## PROBLEM TO WORK ON
Sift the listing for lines that hold the string "JSON" and pull them out.

## ENTRIES

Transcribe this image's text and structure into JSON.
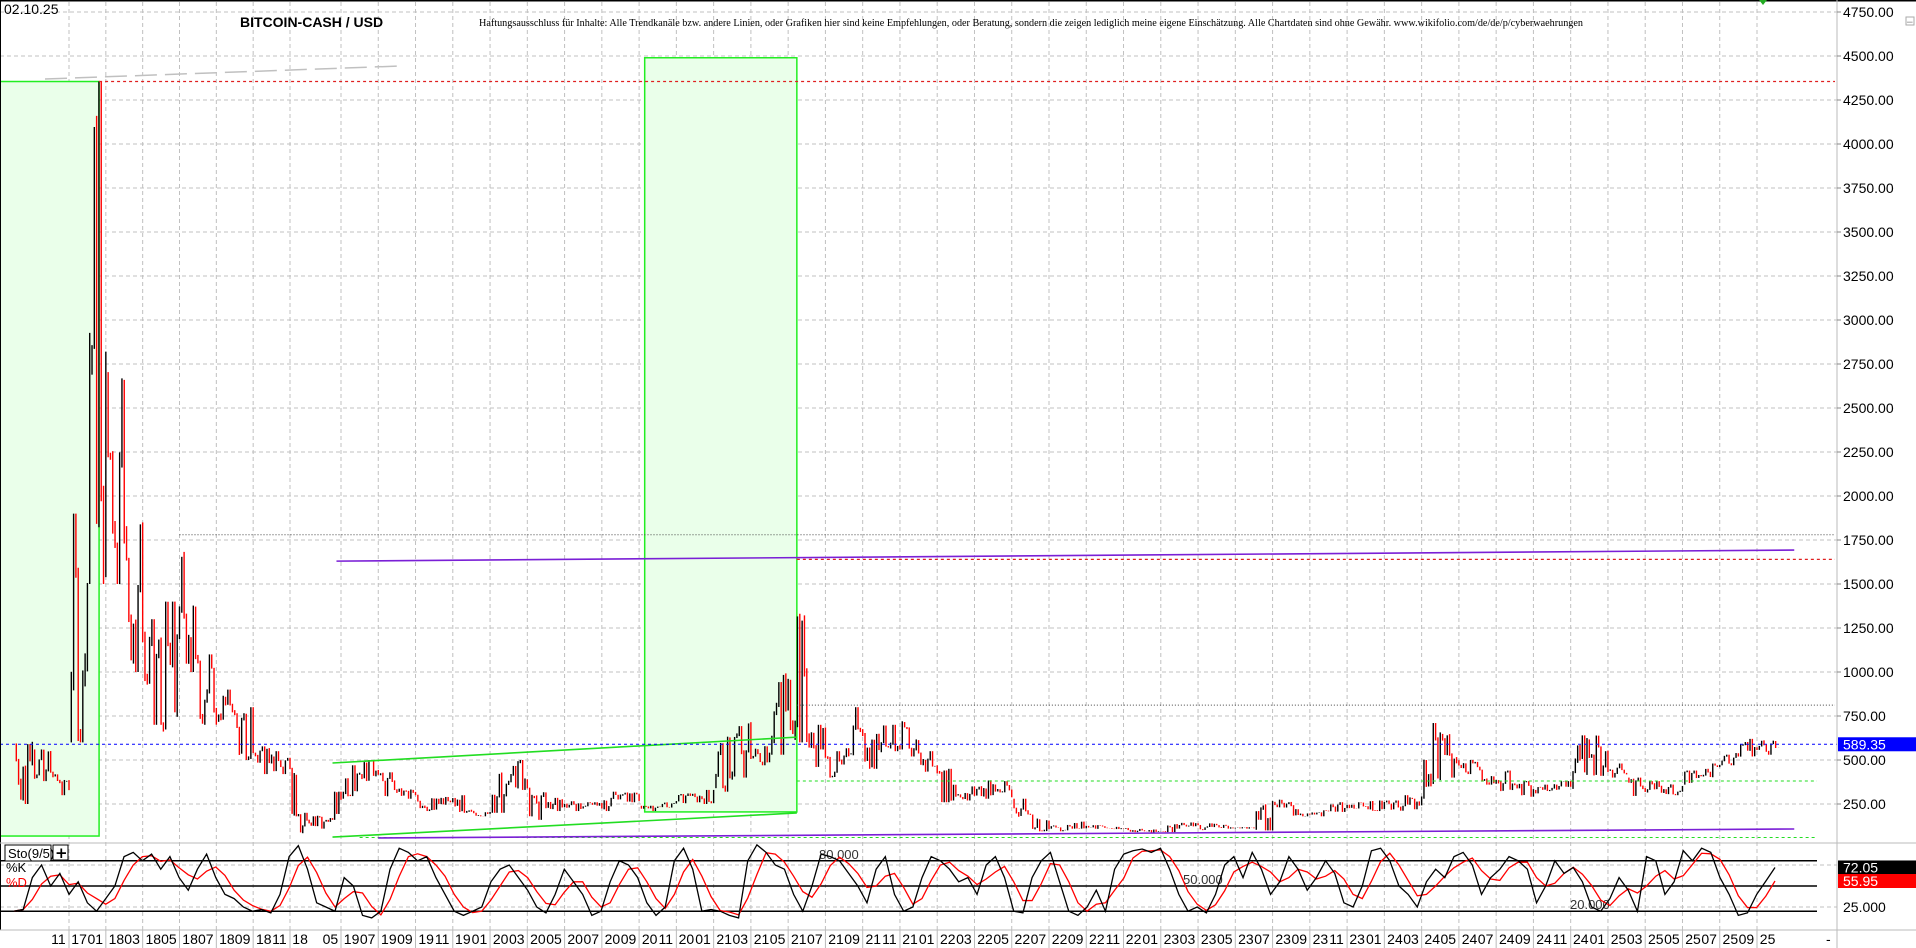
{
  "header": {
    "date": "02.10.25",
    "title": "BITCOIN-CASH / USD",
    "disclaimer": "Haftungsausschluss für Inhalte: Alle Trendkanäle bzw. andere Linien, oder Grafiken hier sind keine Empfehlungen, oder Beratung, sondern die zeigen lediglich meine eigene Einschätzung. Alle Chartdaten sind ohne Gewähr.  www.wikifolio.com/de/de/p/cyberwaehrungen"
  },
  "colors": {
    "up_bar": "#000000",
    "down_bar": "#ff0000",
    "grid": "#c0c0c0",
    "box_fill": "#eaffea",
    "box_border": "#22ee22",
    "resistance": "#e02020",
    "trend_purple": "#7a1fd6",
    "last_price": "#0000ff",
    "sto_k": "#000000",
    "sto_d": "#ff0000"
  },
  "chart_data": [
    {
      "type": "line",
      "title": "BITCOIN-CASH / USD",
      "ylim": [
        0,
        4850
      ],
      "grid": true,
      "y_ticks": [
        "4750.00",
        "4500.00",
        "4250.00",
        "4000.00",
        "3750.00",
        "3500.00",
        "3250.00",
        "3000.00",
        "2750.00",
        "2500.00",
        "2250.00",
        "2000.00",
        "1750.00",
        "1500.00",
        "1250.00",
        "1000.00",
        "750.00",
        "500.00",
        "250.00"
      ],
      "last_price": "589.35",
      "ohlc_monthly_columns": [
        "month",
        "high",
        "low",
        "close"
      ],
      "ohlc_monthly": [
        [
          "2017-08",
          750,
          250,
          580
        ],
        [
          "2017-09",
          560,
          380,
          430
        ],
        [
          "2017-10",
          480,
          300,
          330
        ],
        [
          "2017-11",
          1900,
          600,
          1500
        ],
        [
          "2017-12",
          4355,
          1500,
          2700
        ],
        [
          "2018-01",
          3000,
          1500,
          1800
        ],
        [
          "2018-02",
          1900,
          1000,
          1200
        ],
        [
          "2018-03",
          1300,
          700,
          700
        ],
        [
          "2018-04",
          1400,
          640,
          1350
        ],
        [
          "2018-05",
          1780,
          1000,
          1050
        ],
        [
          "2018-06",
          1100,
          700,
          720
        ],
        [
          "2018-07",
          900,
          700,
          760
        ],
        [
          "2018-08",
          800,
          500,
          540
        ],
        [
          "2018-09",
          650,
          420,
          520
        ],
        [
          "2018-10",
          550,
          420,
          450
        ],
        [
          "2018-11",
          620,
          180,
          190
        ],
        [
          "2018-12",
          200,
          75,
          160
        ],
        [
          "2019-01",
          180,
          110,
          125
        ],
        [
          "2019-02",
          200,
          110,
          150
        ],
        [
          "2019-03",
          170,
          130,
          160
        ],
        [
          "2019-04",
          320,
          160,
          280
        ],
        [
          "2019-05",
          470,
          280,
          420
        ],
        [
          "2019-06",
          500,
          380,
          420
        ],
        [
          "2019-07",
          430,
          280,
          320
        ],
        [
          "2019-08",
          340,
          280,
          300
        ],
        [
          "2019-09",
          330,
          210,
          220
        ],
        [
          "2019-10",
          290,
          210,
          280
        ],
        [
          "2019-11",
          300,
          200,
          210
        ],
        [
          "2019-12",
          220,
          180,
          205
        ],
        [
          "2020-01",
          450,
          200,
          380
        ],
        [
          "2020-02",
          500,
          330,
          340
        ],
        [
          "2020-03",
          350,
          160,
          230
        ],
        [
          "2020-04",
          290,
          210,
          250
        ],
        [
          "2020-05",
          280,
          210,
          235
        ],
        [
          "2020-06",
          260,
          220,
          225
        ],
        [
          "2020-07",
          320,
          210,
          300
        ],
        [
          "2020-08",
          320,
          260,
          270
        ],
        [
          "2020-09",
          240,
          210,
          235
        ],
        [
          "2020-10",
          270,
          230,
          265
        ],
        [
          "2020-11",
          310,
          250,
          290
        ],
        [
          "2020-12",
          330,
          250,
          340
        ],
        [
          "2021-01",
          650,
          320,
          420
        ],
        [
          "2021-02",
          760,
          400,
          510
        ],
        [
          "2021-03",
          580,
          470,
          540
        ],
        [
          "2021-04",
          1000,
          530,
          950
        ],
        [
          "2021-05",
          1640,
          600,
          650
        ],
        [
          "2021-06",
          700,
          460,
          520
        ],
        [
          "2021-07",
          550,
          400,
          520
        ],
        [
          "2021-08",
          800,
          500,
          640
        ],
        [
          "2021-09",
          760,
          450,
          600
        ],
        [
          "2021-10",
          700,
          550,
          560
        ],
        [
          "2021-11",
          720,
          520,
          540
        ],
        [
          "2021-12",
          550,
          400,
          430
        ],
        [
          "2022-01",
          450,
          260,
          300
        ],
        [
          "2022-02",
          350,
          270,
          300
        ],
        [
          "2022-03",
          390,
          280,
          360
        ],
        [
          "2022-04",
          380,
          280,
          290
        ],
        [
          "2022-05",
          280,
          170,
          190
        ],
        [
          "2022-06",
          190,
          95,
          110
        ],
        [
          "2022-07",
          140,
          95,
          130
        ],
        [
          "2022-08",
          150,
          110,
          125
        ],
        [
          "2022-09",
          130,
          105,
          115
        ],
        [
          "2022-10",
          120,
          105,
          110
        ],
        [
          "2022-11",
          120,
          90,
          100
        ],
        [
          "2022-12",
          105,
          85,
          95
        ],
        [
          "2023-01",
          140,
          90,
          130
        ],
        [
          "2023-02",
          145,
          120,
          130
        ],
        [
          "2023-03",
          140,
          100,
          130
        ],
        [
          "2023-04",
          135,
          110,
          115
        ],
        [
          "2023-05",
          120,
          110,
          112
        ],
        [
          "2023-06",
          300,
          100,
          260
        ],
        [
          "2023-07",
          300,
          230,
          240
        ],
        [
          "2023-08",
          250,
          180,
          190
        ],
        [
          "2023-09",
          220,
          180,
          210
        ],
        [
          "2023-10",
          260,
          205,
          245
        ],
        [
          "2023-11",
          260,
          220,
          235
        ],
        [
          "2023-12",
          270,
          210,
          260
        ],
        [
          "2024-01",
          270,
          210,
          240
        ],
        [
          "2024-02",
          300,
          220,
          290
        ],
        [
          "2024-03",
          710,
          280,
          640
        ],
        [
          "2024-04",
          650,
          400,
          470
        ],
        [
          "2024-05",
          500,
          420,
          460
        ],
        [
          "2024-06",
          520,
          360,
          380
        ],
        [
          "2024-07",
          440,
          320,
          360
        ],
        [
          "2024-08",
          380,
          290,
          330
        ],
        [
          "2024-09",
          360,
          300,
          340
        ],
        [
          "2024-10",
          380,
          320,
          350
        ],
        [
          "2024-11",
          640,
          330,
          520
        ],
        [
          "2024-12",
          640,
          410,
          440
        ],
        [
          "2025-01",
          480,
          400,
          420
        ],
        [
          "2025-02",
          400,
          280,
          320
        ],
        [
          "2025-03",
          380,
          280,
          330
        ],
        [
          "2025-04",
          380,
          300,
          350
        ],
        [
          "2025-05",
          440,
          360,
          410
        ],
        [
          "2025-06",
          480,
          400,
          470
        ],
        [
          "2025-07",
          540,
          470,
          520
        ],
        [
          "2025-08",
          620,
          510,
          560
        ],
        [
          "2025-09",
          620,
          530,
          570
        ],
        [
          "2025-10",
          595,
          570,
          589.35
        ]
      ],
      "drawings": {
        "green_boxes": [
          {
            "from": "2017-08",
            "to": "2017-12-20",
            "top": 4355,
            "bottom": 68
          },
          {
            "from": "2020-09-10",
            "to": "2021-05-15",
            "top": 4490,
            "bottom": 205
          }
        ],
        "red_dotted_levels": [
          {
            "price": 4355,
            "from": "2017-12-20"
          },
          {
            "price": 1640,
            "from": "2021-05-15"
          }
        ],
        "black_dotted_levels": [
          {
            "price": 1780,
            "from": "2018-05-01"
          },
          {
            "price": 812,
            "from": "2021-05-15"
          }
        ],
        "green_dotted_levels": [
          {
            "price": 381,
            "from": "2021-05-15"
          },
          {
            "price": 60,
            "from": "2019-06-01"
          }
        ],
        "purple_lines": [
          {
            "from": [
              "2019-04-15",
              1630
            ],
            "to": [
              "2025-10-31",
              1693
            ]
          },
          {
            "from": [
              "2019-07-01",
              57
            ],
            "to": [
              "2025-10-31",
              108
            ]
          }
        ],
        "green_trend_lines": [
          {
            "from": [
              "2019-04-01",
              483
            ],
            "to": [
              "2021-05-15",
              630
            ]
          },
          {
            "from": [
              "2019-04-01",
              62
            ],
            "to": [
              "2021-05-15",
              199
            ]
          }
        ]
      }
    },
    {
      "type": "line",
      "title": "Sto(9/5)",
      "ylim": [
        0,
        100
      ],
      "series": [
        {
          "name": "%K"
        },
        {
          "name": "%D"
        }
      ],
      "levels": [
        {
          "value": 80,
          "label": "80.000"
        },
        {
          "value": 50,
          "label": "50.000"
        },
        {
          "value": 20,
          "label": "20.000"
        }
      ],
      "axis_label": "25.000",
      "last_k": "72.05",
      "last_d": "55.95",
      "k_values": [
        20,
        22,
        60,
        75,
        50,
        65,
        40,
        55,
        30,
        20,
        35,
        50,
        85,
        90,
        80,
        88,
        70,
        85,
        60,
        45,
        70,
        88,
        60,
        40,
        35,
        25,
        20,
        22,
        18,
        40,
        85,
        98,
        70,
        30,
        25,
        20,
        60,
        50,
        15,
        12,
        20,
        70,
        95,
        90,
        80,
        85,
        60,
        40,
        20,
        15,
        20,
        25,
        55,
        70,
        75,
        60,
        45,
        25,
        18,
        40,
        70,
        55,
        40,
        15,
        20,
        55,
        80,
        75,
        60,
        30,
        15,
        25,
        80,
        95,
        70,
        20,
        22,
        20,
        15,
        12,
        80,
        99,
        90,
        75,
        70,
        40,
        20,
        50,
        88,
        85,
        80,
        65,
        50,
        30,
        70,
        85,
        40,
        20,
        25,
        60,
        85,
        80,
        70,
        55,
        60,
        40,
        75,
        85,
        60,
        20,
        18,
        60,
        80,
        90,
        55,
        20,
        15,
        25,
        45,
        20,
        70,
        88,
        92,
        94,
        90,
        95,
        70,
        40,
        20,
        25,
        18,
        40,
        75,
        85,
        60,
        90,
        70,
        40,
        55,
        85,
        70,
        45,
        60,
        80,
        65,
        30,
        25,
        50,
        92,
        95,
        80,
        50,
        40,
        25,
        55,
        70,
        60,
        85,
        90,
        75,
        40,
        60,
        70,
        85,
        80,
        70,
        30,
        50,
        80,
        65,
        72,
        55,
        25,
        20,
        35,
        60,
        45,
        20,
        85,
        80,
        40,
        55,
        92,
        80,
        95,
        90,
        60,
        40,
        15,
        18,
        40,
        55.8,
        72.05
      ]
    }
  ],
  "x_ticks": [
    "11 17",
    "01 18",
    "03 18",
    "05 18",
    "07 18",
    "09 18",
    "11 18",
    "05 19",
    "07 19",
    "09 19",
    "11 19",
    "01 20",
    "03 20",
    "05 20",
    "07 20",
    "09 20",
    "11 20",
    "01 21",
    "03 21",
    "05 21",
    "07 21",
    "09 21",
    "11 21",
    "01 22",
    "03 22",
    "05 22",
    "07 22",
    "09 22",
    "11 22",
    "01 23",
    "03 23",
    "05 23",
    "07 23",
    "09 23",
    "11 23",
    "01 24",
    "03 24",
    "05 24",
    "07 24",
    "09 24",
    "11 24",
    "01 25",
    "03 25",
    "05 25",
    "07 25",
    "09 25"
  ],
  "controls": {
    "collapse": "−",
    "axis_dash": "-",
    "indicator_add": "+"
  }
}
--
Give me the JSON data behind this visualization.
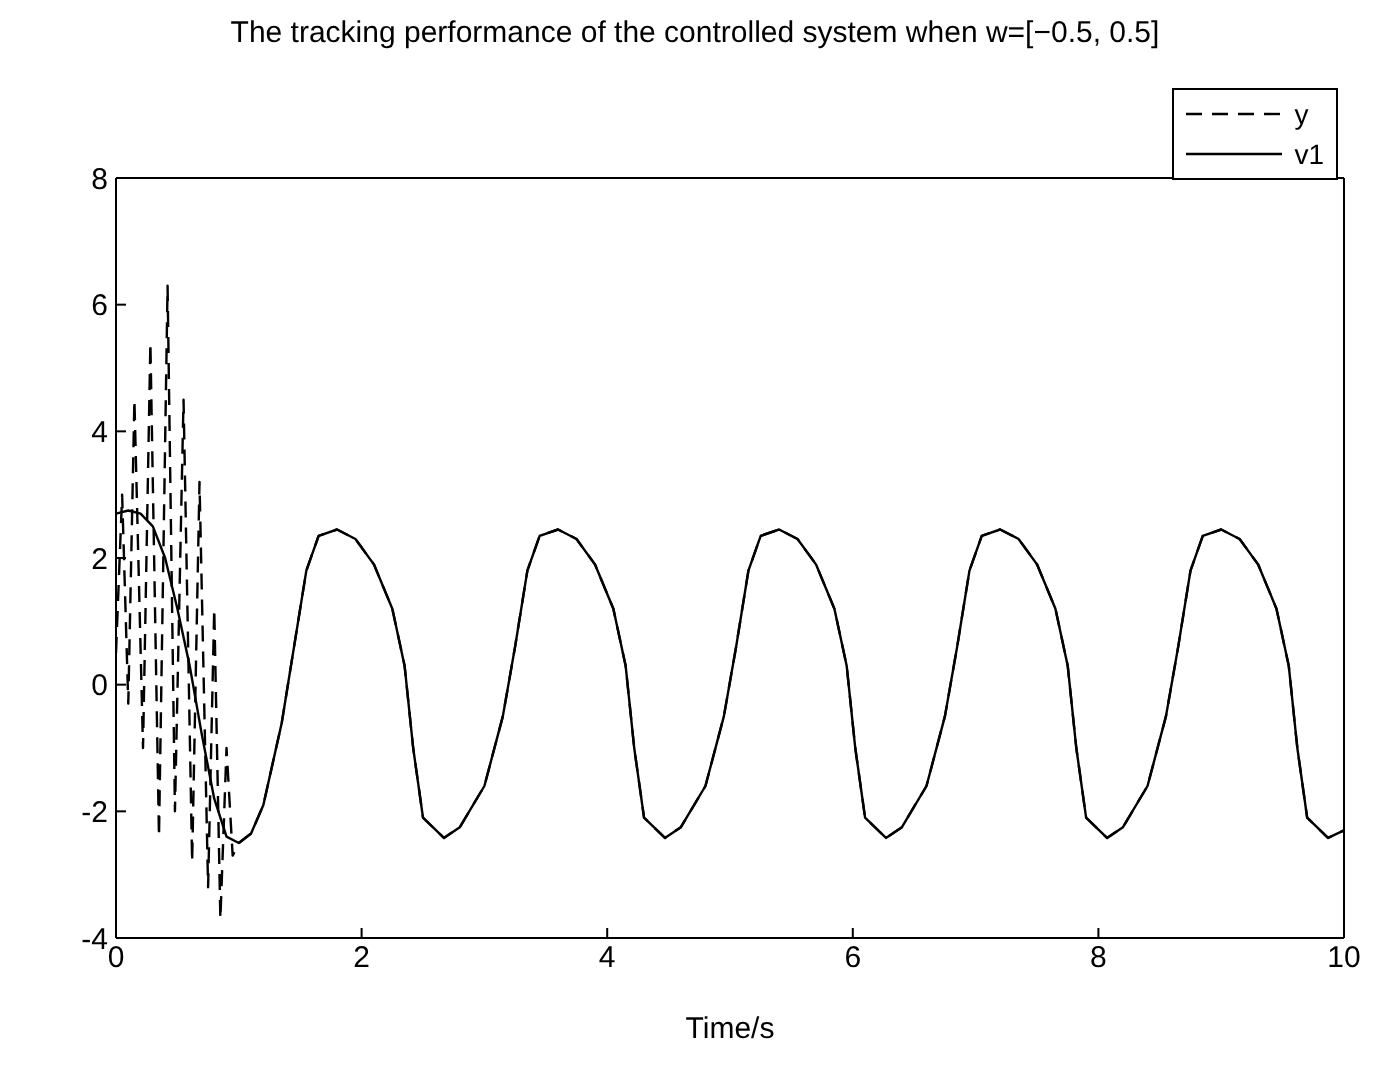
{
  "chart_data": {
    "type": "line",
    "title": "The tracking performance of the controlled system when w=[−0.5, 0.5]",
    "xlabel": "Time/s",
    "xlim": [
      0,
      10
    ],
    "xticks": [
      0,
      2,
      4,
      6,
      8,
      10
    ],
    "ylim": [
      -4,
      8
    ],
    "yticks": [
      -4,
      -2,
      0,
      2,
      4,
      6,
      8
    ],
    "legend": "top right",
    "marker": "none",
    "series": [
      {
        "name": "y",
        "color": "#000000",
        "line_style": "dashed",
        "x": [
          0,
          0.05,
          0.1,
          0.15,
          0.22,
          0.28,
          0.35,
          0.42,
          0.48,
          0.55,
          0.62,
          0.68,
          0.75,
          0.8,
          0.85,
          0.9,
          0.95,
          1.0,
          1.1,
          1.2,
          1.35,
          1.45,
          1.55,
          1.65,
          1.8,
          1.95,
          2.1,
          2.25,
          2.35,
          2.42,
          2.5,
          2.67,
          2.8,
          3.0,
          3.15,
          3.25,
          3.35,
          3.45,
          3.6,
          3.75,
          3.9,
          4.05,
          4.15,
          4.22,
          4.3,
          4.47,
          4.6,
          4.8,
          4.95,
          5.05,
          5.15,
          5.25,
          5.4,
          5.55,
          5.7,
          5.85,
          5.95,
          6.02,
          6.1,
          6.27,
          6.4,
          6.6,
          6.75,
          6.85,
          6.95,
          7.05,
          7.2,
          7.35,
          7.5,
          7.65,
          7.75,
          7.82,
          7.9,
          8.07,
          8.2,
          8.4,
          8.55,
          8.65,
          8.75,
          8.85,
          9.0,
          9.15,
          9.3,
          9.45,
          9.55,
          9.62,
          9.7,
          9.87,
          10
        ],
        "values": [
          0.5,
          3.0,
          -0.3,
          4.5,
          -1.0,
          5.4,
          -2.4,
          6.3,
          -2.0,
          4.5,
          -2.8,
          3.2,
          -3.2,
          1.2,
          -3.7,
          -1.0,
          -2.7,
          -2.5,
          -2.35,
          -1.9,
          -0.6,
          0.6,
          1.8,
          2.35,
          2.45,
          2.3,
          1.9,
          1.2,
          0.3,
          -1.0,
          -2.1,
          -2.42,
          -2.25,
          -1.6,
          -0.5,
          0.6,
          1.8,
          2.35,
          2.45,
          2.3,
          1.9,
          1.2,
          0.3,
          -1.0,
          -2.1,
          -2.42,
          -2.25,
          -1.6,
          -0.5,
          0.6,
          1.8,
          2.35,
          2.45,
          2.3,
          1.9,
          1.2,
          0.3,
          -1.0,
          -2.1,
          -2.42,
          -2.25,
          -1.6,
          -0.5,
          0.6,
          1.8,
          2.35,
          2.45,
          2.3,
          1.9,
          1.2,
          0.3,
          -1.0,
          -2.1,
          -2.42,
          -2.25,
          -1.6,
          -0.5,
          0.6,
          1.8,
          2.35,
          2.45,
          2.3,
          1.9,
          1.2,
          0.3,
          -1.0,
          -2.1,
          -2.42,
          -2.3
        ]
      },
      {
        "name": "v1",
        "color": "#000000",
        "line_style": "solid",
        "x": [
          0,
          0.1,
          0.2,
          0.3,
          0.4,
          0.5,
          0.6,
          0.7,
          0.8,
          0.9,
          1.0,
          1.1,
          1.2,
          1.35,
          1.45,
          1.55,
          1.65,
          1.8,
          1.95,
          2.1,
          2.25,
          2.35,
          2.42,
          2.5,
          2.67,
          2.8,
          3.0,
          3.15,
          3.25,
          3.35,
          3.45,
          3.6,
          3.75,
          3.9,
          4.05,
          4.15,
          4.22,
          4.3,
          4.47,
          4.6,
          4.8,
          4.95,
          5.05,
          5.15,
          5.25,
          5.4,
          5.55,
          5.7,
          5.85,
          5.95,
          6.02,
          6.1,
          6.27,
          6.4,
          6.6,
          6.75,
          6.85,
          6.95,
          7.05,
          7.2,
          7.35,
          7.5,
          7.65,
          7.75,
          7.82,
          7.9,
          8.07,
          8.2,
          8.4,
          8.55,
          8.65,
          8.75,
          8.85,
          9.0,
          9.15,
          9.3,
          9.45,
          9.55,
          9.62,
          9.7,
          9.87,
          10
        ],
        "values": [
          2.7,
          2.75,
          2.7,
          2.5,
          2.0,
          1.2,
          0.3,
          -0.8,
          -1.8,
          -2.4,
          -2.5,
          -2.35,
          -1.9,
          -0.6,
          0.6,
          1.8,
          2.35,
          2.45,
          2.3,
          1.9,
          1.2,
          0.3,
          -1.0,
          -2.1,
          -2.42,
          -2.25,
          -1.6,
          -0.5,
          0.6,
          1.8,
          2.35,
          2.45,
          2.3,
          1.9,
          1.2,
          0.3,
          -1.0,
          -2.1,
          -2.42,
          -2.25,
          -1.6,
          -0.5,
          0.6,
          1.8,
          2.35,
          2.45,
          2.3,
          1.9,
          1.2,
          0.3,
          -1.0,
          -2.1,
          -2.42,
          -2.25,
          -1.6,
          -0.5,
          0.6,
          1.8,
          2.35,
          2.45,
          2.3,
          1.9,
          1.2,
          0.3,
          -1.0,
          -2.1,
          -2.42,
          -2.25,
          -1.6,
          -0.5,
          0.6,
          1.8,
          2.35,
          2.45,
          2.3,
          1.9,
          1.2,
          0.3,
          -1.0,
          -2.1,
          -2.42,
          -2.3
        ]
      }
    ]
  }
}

## OUTPUT FOR THIS EXERCISE
Transcribe this image's text and structure into JSON.
Give me the JSON data behind this visualization.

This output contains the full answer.